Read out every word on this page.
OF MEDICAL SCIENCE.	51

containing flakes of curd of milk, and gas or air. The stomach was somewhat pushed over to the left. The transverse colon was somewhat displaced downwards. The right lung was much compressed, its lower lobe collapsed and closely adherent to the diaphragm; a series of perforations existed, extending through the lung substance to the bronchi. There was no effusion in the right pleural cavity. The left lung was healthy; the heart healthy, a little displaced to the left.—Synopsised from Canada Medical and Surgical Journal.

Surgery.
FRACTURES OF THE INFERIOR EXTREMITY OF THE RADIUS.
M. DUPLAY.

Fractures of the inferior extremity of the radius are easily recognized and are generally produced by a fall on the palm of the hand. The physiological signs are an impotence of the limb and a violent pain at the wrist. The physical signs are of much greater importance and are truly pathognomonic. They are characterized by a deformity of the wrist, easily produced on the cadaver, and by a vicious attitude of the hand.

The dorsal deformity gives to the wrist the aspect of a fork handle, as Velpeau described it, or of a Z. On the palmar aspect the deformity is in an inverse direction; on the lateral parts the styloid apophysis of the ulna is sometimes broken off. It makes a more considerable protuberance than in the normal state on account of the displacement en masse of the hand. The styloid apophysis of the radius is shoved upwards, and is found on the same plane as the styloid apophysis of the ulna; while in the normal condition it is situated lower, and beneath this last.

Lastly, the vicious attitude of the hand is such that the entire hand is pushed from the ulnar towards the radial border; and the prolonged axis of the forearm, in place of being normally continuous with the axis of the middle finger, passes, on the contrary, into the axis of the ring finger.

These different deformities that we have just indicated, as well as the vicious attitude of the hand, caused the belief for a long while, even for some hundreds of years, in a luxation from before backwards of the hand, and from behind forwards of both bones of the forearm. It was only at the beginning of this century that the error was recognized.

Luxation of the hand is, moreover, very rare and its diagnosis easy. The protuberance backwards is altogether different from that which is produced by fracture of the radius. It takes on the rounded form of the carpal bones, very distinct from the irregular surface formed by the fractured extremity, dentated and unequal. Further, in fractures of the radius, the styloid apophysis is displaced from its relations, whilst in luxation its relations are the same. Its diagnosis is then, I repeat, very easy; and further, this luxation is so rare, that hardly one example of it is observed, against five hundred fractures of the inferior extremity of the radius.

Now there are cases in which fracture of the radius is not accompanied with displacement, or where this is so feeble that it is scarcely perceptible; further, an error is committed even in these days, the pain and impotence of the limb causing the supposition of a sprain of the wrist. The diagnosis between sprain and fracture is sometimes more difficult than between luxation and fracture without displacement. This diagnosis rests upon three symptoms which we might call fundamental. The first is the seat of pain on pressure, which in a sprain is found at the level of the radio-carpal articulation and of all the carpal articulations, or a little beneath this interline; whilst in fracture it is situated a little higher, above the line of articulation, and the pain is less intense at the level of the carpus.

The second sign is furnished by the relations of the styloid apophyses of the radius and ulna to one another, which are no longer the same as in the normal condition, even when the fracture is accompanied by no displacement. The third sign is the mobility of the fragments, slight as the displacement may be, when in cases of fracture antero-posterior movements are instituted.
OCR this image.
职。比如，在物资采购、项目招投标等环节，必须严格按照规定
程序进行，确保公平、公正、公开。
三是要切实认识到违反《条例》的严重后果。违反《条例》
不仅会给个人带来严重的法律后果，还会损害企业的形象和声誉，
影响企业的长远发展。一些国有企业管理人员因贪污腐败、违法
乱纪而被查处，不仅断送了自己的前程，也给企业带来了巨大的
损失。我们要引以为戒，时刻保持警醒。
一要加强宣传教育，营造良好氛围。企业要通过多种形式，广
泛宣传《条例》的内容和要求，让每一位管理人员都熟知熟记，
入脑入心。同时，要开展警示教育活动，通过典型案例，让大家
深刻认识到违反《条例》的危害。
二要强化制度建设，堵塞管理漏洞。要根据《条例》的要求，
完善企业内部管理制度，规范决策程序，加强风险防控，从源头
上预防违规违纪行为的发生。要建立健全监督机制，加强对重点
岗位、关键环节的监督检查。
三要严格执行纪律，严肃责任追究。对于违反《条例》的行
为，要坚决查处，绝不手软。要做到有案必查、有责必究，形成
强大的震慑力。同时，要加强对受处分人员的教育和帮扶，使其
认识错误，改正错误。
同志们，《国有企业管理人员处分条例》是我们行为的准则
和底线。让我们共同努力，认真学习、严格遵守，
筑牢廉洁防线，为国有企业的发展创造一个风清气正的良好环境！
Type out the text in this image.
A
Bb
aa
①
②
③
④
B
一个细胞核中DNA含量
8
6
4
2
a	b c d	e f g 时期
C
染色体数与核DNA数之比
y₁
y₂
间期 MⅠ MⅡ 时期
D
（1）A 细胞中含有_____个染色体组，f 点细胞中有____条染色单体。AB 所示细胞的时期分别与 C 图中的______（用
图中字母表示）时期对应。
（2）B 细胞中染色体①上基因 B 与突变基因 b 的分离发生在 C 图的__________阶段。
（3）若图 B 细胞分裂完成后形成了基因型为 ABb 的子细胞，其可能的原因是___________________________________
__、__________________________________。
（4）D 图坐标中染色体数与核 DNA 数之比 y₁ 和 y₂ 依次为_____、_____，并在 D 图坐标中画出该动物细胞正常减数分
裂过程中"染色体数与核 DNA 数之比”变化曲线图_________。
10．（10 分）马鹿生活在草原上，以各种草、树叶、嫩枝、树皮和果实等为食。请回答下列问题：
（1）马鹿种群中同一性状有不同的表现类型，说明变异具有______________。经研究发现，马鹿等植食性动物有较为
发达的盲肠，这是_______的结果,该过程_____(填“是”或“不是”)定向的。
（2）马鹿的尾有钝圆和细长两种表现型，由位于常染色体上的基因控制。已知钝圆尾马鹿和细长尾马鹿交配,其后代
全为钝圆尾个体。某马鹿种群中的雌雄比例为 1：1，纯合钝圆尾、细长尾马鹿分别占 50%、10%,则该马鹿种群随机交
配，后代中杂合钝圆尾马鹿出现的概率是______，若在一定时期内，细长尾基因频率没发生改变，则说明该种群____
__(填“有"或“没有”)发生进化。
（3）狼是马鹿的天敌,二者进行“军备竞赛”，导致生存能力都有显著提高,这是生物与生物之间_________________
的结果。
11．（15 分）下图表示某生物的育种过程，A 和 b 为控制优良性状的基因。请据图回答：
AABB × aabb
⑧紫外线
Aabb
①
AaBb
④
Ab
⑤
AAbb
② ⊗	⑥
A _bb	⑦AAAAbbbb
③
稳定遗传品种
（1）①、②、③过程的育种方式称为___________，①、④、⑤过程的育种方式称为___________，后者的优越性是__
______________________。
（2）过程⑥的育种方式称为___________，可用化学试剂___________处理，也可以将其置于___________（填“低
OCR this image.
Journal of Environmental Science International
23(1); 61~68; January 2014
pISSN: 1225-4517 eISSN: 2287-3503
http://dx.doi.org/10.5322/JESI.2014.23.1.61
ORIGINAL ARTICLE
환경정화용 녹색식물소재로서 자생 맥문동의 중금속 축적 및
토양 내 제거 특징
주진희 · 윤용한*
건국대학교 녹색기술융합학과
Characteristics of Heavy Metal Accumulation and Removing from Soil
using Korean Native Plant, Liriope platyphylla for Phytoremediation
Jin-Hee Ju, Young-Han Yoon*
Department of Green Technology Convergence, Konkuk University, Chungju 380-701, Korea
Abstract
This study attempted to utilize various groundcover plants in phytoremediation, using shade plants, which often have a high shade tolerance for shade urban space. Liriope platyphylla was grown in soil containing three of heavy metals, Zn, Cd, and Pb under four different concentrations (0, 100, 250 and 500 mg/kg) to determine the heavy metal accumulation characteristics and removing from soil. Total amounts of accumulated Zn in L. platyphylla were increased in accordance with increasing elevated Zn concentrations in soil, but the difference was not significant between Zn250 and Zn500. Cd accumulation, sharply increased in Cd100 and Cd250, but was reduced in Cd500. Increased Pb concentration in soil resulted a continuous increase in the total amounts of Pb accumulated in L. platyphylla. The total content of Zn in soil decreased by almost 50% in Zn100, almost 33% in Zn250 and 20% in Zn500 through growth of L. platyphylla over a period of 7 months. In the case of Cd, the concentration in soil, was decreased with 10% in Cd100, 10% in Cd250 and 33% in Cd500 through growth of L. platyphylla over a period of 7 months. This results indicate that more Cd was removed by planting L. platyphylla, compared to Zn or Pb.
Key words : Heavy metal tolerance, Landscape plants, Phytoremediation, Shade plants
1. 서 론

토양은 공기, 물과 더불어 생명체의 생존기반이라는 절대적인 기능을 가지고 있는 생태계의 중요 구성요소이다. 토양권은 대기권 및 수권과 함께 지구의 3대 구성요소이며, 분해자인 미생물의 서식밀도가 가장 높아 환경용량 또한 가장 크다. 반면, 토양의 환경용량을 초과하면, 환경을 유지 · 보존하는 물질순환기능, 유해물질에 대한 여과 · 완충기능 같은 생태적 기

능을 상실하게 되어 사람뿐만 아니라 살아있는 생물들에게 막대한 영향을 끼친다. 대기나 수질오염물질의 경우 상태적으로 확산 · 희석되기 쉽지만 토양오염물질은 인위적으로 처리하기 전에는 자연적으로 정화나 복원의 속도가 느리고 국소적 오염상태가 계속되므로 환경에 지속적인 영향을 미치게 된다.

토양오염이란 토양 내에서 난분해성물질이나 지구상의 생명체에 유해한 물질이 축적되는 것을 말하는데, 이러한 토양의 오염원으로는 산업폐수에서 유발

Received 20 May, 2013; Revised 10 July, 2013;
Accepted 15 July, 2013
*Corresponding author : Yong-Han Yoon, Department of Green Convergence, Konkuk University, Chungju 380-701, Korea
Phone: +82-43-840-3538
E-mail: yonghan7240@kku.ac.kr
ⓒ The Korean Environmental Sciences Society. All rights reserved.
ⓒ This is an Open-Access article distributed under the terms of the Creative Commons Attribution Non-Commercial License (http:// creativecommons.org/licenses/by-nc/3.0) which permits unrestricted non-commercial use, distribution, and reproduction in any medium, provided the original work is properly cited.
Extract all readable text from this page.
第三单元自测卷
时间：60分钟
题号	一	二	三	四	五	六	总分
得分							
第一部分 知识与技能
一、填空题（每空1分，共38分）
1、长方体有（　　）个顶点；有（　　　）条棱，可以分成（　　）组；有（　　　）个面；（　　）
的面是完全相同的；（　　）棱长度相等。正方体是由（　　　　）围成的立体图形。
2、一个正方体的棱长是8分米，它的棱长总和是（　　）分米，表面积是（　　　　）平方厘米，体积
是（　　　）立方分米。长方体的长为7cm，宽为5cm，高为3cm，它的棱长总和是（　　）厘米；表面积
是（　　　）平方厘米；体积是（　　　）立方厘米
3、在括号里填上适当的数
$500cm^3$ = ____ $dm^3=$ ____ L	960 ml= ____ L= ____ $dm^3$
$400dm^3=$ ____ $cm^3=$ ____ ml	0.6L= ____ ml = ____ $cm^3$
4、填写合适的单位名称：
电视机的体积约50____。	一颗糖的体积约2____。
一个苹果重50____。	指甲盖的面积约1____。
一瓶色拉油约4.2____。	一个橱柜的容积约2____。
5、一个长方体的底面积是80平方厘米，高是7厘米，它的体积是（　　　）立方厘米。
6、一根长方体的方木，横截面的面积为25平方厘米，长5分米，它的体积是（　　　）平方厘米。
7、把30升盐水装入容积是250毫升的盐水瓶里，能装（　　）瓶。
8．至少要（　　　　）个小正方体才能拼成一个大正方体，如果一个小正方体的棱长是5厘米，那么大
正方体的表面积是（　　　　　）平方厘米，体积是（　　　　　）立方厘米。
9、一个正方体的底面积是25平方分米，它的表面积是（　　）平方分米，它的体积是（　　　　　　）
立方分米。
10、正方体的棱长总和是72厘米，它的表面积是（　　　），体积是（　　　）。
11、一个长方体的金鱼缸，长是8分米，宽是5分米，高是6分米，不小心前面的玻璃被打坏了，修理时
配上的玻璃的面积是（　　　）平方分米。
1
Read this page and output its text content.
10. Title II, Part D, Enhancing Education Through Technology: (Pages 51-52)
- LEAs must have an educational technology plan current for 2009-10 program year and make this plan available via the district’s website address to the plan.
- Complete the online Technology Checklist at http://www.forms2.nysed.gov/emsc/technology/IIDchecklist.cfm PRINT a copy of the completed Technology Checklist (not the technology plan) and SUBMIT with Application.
- - -
Say how many lines of the listing above contain "University", with no other words.

2